◆ Task to carry out ◆
Write out each line exactly as it stands, please.

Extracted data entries
________

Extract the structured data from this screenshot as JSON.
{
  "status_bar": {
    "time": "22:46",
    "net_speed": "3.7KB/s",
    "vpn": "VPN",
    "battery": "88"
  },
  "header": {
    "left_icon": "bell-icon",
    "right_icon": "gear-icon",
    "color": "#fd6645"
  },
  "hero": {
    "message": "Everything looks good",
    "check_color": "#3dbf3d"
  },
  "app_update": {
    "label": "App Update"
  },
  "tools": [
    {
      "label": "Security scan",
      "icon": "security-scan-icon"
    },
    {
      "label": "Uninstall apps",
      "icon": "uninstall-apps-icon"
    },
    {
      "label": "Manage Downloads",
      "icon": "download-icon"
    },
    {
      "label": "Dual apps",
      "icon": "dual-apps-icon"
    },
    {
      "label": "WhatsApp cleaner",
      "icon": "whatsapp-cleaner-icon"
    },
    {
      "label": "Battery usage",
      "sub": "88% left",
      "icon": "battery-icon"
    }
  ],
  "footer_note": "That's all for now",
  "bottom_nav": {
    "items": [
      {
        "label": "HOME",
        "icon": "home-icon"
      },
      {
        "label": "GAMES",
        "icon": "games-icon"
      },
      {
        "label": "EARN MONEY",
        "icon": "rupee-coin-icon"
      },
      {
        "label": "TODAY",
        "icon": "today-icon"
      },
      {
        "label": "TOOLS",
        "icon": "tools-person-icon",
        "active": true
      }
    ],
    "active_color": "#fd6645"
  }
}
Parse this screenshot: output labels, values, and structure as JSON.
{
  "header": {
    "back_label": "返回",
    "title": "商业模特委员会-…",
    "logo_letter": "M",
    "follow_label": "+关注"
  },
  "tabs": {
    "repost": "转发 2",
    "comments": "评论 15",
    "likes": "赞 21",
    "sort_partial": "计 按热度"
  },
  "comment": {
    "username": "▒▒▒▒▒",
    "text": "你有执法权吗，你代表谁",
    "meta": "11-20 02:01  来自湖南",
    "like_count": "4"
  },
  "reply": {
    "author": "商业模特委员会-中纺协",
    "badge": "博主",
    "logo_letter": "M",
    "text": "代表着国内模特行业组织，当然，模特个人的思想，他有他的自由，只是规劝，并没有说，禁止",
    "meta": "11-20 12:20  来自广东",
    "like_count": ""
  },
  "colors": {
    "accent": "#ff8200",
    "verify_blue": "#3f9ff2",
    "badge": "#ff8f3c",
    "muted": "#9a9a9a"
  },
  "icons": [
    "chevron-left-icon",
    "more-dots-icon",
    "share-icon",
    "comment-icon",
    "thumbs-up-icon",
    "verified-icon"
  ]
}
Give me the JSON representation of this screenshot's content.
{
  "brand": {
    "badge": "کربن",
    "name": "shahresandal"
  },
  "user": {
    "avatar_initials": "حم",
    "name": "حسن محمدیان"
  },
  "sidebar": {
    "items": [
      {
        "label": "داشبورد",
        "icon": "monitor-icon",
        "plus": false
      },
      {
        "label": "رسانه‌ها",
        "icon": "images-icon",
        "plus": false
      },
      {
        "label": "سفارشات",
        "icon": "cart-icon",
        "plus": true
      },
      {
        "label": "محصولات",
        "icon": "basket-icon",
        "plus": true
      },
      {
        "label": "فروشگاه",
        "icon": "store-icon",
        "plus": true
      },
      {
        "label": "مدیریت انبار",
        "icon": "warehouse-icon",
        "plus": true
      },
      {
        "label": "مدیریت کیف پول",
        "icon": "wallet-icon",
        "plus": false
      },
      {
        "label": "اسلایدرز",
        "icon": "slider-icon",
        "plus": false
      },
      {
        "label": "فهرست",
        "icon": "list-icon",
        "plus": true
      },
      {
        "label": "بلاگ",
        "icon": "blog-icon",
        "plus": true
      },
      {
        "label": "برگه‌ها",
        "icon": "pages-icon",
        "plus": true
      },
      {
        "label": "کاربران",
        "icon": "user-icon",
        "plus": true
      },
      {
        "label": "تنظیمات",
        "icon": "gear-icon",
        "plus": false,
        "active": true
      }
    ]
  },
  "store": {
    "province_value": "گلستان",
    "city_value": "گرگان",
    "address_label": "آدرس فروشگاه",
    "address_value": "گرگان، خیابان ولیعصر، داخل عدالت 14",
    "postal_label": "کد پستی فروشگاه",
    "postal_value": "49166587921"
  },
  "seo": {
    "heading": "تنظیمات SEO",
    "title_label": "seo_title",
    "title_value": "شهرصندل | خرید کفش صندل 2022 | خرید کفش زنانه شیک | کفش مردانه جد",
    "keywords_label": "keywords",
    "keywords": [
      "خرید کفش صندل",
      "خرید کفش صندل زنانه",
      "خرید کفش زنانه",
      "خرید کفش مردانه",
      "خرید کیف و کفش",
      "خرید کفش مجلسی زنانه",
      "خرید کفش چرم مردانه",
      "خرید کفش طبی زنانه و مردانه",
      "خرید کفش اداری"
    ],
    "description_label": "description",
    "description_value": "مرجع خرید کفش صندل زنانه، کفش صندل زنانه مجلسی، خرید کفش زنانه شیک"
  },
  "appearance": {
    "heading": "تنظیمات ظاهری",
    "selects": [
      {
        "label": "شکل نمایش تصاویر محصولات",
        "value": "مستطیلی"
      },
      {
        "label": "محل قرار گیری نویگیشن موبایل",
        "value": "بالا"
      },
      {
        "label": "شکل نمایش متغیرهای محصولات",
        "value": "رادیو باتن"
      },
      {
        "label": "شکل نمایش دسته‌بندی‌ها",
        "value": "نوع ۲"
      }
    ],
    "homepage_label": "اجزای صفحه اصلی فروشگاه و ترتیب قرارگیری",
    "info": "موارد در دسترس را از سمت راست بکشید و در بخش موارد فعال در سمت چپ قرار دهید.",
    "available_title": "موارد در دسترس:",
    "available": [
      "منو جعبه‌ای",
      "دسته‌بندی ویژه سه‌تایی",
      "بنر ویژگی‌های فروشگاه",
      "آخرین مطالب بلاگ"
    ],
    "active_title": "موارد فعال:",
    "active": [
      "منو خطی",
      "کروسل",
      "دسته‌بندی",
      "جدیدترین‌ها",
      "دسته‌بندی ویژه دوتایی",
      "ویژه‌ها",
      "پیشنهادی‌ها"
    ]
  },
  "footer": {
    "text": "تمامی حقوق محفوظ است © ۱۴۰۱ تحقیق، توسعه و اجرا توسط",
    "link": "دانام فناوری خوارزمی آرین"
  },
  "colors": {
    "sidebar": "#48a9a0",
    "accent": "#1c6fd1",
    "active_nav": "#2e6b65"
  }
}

________

◆ Worked answer ◆
Extract the structured data from this screenshot as JSON.
{
  "status_bar": {
    "time": "22:46",
    "net_speed": "3.7KB/s",
    "vpn": "VPN",
    "battery": "88"
  },
  "header": {
    "left_icon": "bell-icon",
    "right_icon": "gear-icon",
    "color": "#fd6645"
  },
  "hero": {
    "message": "Everything looks good",
    "check_color": "#3dbf3d"
  },
  "app_update": {
    "label": "App Update"
  },
  "tools": [
    {
      "label": "Security scan",
      "icon": "security-scan-icon"
    },
    {
      "label": "Uninstall apps",
      "icon": "uninstall-apps-icon"
    },
    {
      "label": "Manage Downloads",
      "icon": "download-icon"
    },
    {
      "label": "Dual apps",
      "icon": "dual-apps-icon"
    },
    {
      "label": "WhatsApp cleaner",
      "icon": "whatsapp-cleaner-icon"
    },
    {
      "label": "Battery usage",
      "sub": "88% left",
      "icon": "battery-icon"
    }
  ],
  "footer_note": "That's all for now",
  "bottom_nav": {
    "items": [
      {
        "label": "HOME",
        "icon": "home-icon"
      },
      {
        "label": "GAMES",
        "icon": "games-icon"
      },
      {
        "label": "EARN MONEY",
        "icon": "rupee-coin-icon"
      },
      {
        "label": "TODAY",
        "icon": "today-icon"
      },
      {
        "label": "TOOLS",
        "icon": "tools-person-icon",
        "active": true
      }
    ],
    "active_color": "#fd6645"
  }
}
Parse this screenshot: output labels, values, and structure as JSON.
{
  "header": {
    "back_label": "返回",
    "title": "商业模特委员会-…",
    "logo_letter": "M",
    "follow_label": "+关注"
  },
  "tabs": {
    "repost": "转发 2",
    "comments": "评论 15",
    "likes": "赞 21",
    "sort_partial": "计 按热度"
  },
  "comment": {
    "username": "▒▒▒▒▒",
    "text": "你有执法权吗，你代表谁",
    "meta": "11-20 02:01  来自湖南",
    "like_count": "4"
  },
  "reply": {
    "author": "商业模特委员会-中纺协",
    "badge": "博主",
    "logo_letter": "M",
    "text": "代表着国内模特行业组织，当然，模特个人的思想，他有他的自由，只是规劝，并没有说，禁止",
    "meta": "11-20 12:20  来自广东",
    "like_count": ""
  },
  "colors": {
    "accent": "#ff8200",
    "verify_blue": "#3f9ff2",
    "badge": "#ff8f3c",
    "muted": "#9a9a9a"
  },
  "icons": [
    "chevron-left-icon",
    "more-dots-icon",
    "share-icon",
    "comment-icon",
    "thumbs-up-icon",
    "verified-icon"
  ]
}
Give me the JSON representation of this screenshot's content.
{
  "brand": {
    "badge": "کربن",
    "name": "shahresandal"
  },
  "user": {
    "avatar_initials": "حم",
    "name": "حسن محمدیان"
  },
  "sidebar": {
    "items": [
      {
        "label": "داشبورد",
        "icon": "monitor-icon",
        "plus": false
      },
      {
        "label": "رسانه‌ها",
        "icon": "images-icon",
        "plus": false
      },
      {
        "label": "سفارشات",
        "icon": "cart-icon",
        "plus": true
      },
      {
        "label": "محصولات",
        "icon": "basket-icon",
        "plus": true
      },
      {
        "label": "فروشگاه",
        "icon": "store-icon",
        "plus": true
      },
      {
        "label": "مدیریت انبار",
        "icon": "warehouse-icon",
        "plus": true
      },
      {
        "label": "مدیریت کیف پول",
        "icon": "wallet-icon",
        "plus": false
      },
      {
        "label": "اسلایدرز",
        "icon": "slider-icon",
        "plus": false
      },
      {
        "label": "فهرست",
        "icon": "list-icon",
        "plus": true
      },
      {
        "label": "بلاگ",
        "icon": "blog-icon",
        "plus": true
      },
      {
        "label": "برگه‌ها",
        "icon": "pages-icon",
        "plus": true
      },
      {
        "label": "کاربران",
        "icon": "user-icon",
        "plus": true
      },
      {
        "label": "تنظیمات",
        "icon": "gear-icon",
        "plus": false,
        "active": true
      }
    ]
  },
  "store": {
    "province_value": "گلستان",
    "city_value": "گرگان",
    "address_label": "آدرس فروشگاه",
    "address_value": "گرگان، خیابان ولیعصر، داخل عدالت 14",
    "postal_label": "کد پستی فروشگاه",
    "postal_value": "49166587921"
  },
  "seo": {
    "heading": "تنظیمات SEO",
    "title_label": "seo_title",
    "title_value": "شهرصندل | خرید کفش صندل 2022 | خرید کفش زنانه شیک | کفش مردانه جد",
    "keywords_label": "keywords",
    "keywords": [
      "خرید کفش صندل",
      "خرید کفش صندل زنانه",
      "خرید کفش زنانه",
      "خرید کفش مردانه",
      "خرید کیف و کفش",
      "خرید کفش مجلسی زنانه",
      "خرید کفش چرم مردانه",
      "خرید کفش طبی زنانه و مردانه",
      "خرید کفش اداری"
    ],
    "description_label": "description",
    "description_value": "مرجع خرید کفش صندل زنانه، کفش صندل زنانه مجلسی، خرید کفش زنانه شیک"
  },
  "appearance": {
    "heading": "تنظیمات ظاهری",
    "selects": [
      {
        "label": "شکل نمایش تصاویر محصولات",
        "value": "مستطیلی"
      },
      {
        "label": "محل قرار گیری نویگیشن موبایل",
        "value": "بالا"
      },
      {
        "label": "شکل نمایش متغیرهای محصولات",
        "value": "رادیو باتن"
      },
      {
        "label": "شکل نمایش دسته‌بندی‌ها",
        "value": "نوع ۲"
      }
    ],
    "homepage_label": "اجزای صفحه اصلی فروشگاه و ترتیب قرارگیری",
    "info": "موارد در دسترس را از سمت راست بکشید و در بخش موارد فعال در سمت چپ قرار دهید.",
    "available_title": "موارد در دسترس:",
    "available": [
      "منو جعبه‌ای",
      "دسته‌بندی ویژه سه‌تایی",
      "بنر ویژگی‌های فروشگاه",
      "آخرین مطالب بلاگ"
    ],
    "active_title": "موارد فعال:",
    "active": [
      "منو خطی",
      "کروسل",
      "دسته‌بندی",
      "جدیدترین‌ها",
      "دسته‌بندی ویژه دوتایی",
      "ویژه‌ها",
      "پیشنهادی‌ها"
    ]
  },
  "footer": {
    "text": "تمامی حقوق محفوظ است © ۱۴۰۱ تحقیق، توسعه و اجرا توسط",
    "link": "دانام فناوری خوارزمی آرین"
  },
  "colors": {
    "sidebar": "#48a9a0",
    "accent": "#1c6fd1",
    "active_nav": "#2e6b65"
  }
}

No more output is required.